OBJECTIVE » Here are records with pictures in them. Copy all of them exactly and leave the pictures out.

RECORD LIST »
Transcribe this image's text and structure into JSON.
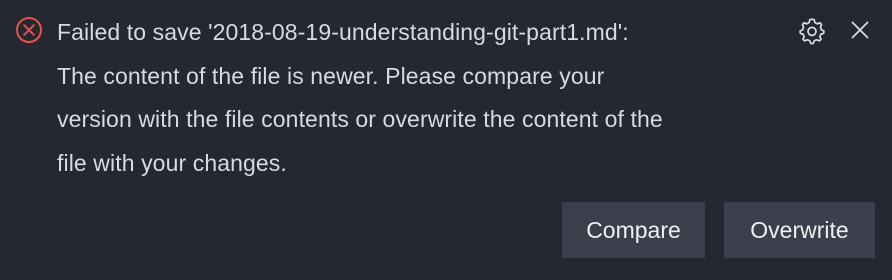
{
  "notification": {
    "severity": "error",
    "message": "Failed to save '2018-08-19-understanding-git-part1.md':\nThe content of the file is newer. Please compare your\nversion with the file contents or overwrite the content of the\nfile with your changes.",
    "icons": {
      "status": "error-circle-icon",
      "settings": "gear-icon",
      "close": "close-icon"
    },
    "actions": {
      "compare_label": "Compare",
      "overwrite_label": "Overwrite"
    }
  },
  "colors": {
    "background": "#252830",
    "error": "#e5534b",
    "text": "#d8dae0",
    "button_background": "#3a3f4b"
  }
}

ANSWER IN FULL »
Transcribe this image's text and structure into JSON.
{
  "notification": {
    "severity": "error",
    "message": "Failed to save '2018-08-19-understanding-git-part1.md':\nThe content of the file is newer. Please compare your\nversion with the file contents or overwrite the content of the\nfile with your changes.",
    "icons": {
      "status": "error-circle-icon",
      "settings": "gear-icon",
      "close": "close-icon"
    },
    "actions": {
      "compare_label": "Compare",
      "overwrite_label": "Overwrite"
    }
  },
  "colors": {
    "background": "#252830",
    "error": "#e5534b",
    "text": "#d8dae0",
    "button_background": "#3a3f4b"
  }
}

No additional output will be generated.